Vier meldepflichtige Ereignisse im ersten Halbjahr
Bundespolizei, Schweriner Innenministerium oder die Bundeswehr machten auf Anfrage keine Angaben zu den konkreten Fällen. Das Innenministerium teilte aber mit, im ersten Halbjahr 2025 seien in Mecklenburg-Vorpommern 68 Vorkommnisse im Zusammenhang mit dem Betrieb unbemannter Luftfahrtsysteme (ULS) und von Flugmodellen polizeilich registriert worden. Vier davon waren demnach meldepflichtig im Sinne der bundesweiten Meldeverpflichtungen. Dabei sei in einem Fall ein Offshore-Windpark vor Rügen betroffen gewesen und in drei Fällen militärische Anlagen.
Minister Christian Pegel (SPD) betonte: „Bedrohungen wie Cyberangriffe oder Spionagedrohnen über unseren Häfen machen nicht an Landesgrenzen halt. Gerade die norddeutschen Küstenländer sind aufgrund der Lage besonders.“
Erst im Juli hatten die fünf norddeutschen Bundesländer ein gemeinsames Vorgehen bei der Abwehr von Drohnenbedrohungen vereinbart. Dabei geht es früheren Aussagen Pegels zufolge um eine möglichst abgestimmte und gegebenenfalls gemeinsame Beschaffung gleicher Technologie. Die gleiche Technik vereinfache vieles.
Drohnen über Bundeswehr und Hafen in Mecklenburg-Vorpommern gesichtet
Laut Nachrichtenmagazin Der Spiegel wurden in Mecklenburg-Vorpommern jüngst verdächtige Drohnen gesichtet. Betroffen waren demnach ein Bundeswehrstandort in Sanitz, das Marinekommando in Rostock und der dortige Überseehafen.

.....

§ **AUFGABE A**:
Beantworte kurz diese Fragen zum Seitenauszug:
(i) Wie viele Vorkommnisse mit unbemannten Luftfahrtsystemen und Flugmodellen wurden im ersten Halbjahr 2025 in Mecklenburg-Vorpommern polizeilich registriert?
(ii) Welcher Minister wird mit einer Aussage über Bedrohungen wie Cyberangriffe oder Spionagedrohnen zitiert, und welcher Partei gehört er an?
(iii) Welche drei Orte waren laut Der Spiegel von den verdächtigen Drohnen betroffen?
Seitenauszug und Liste haben nichts miteinander zu tun.

.....

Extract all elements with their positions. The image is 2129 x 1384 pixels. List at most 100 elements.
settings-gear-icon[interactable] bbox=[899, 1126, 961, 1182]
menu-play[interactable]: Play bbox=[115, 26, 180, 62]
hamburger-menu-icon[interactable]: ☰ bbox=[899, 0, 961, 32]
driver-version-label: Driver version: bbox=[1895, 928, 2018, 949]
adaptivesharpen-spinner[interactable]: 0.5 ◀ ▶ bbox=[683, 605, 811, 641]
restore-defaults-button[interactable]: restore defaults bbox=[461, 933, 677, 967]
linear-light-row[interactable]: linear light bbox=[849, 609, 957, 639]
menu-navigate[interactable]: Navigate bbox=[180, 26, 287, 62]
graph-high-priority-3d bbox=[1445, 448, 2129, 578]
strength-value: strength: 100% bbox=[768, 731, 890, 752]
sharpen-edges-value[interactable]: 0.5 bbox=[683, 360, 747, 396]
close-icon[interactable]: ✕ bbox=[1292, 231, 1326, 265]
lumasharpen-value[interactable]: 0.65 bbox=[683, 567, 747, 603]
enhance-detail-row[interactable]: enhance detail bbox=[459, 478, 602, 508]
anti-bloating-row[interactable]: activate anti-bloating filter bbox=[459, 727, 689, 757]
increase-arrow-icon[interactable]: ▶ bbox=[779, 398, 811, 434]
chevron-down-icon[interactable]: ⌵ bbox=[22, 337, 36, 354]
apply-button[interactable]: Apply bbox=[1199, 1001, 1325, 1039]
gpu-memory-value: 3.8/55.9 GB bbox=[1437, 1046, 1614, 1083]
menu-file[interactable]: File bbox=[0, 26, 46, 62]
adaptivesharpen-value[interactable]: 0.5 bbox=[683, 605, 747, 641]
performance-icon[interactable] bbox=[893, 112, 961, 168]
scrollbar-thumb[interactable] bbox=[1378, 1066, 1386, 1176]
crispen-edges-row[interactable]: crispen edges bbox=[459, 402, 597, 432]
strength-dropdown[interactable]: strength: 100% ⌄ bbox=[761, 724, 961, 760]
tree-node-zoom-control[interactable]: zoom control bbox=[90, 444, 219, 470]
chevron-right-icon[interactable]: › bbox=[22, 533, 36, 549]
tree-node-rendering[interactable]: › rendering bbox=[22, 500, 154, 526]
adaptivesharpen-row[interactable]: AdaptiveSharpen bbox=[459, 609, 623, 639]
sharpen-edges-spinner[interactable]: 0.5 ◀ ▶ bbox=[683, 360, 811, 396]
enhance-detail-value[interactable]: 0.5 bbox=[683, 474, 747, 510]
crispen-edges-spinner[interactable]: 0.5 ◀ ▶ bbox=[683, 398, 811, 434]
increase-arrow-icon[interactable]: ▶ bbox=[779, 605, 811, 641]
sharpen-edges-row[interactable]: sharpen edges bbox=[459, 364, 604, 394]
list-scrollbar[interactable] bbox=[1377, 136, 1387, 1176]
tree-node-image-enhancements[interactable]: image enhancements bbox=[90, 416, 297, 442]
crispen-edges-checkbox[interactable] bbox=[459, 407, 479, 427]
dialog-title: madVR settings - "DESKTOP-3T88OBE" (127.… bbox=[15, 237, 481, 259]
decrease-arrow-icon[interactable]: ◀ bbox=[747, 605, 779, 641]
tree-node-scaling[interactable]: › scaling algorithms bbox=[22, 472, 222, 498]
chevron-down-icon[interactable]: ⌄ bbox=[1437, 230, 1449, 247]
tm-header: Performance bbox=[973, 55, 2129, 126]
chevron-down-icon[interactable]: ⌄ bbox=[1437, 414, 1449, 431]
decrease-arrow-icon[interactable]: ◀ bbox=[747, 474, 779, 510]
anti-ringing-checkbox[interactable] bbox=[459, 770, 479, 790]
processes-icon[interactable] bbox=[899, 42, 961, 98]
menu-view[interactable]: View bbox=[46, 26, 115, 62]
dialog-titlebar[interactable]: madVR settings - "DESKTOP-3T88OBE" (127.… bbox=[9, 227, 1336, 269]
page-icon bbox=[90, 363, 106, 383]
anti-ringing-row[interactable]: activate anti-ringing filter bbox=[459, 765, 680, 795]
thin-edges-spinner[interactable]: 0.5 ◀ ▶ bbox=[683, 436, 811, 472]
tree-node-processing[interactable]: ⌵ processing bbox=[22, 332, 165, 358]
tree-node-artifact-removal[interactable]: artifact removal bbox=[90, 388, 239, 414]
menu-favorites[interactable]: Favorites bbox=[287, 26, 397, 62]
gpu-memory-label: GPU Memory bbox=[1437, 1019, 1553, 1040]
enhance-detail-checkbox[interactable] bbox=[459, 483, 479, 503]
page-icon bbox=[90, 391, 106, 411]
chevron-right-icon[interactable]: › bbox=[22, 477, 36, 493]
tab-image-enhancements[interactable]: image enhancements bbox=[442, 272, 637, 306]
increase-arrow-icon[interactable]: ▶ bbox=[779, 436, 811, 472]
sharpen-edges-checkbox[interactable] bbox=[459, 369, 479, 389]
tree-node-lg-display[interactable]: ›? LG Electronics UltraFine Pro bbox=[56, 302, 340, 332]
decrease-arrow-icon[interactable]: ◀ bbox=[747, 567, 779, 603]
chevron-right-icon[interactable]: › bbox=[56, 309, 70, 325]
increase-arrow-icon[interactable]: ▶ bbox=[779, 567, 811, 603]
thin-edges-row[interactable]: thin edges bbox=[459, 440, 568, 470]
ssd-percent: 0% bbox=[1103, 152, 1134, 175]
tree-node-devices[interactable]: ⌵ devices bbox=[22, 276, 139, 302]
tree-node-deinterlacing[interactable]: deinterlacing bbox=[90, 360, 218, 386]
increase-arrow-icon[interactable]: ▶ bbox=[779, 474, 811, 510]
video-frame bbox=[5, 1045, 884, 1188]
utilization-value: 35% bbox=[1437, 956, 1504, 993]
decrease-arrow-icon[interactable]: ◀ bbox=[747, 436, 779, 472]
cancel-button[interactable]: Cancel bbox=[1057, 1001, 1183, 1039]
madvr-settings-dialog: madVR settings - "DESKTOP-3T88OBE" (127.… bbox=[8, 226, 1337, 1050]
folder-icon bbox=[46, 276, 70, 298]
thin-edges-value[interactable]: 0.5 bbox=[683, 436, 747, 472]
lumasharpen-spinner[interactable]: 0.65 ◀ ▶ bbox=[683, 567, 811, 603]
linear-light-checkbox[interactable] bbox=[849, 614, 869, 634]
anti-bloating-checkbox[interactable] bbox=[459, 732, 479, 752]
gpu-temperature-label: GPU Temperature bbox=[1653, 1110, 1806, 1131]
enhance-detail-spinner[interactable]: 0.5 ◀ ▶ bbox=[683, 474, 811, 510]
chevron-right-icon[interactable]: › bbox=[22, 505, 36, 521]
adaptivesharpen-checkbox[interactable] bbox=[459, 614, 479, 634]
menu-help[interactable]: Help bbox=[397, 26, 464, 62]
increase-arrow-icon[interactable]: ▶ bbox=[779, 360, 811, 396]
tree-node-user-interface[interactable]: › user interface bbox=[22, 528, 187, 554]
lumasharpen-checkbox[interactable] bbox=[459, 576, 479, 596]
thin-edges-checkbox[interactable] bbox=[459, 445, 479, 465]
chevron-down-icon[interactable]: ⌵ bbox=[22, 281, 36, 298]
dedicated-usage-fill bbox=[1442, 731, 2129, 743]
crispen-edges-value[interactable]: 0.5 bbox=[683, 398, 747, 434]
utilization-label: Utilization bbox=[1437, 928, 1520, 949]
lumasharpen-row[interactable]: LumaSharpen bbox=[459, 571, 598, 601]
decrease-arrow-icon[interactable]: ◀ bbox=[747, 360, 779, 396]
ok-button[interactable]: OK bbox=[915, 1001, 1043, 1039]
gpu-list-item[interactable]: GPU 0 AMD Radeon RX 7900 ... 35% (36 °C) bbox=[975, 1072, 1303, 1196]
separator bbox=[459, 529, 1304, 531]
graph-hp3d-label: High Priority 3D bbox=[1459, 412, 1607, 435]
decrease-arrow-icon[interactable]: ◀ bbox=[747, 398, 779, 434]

.....

§ **AUFGABE B**:
Bring den Teil der Liste, der mit der ersten Zeile beginnt und mit der Zeile endet, die „adaptivesharpen-spinner[interactable]: 0.5 ◀“ enthält, in eine Markdown-Tabelle mit den Spalten „Nr.“ und „Zeile“. Beide Enden gehören dazu, und leere Zeilen fallen weg.

§ **DEINE ANTWORT A**:
(i) 68 Vorkommnisse.
(ii) Christian Pegel von der SPD.
(iii) Ein Bundeswehrstandort in Sanitz, das Marinekommando in Rostock und der Überseehafen in Rostock.

§ **DEINE ANTWORT B**:
| Nr. | Zeile |
|---|---|
| 1 | Extract all elements with their positions. The image is 2129 x 1384 pixels. List at most 100 elements. |
| 2 | settings-gear-icon[interactable] bbox=[899, 1126, 961, 1182] |
| 3 | menu-play[interactable]: Play bbox=[115, 26, 180, 62] |
| 4 | hamburger-menu-icon[interactable]: ☰ bbox=[899, 0, 961, 32] |
| 5 | driver-version-label: Driver version: bbox=[1895, 928, 2018, 949] |
| 6 | adaptivesharpen-spinner[interactable]: 0.5 ◀ ▶ bbox=[683, 605, 811, 641] |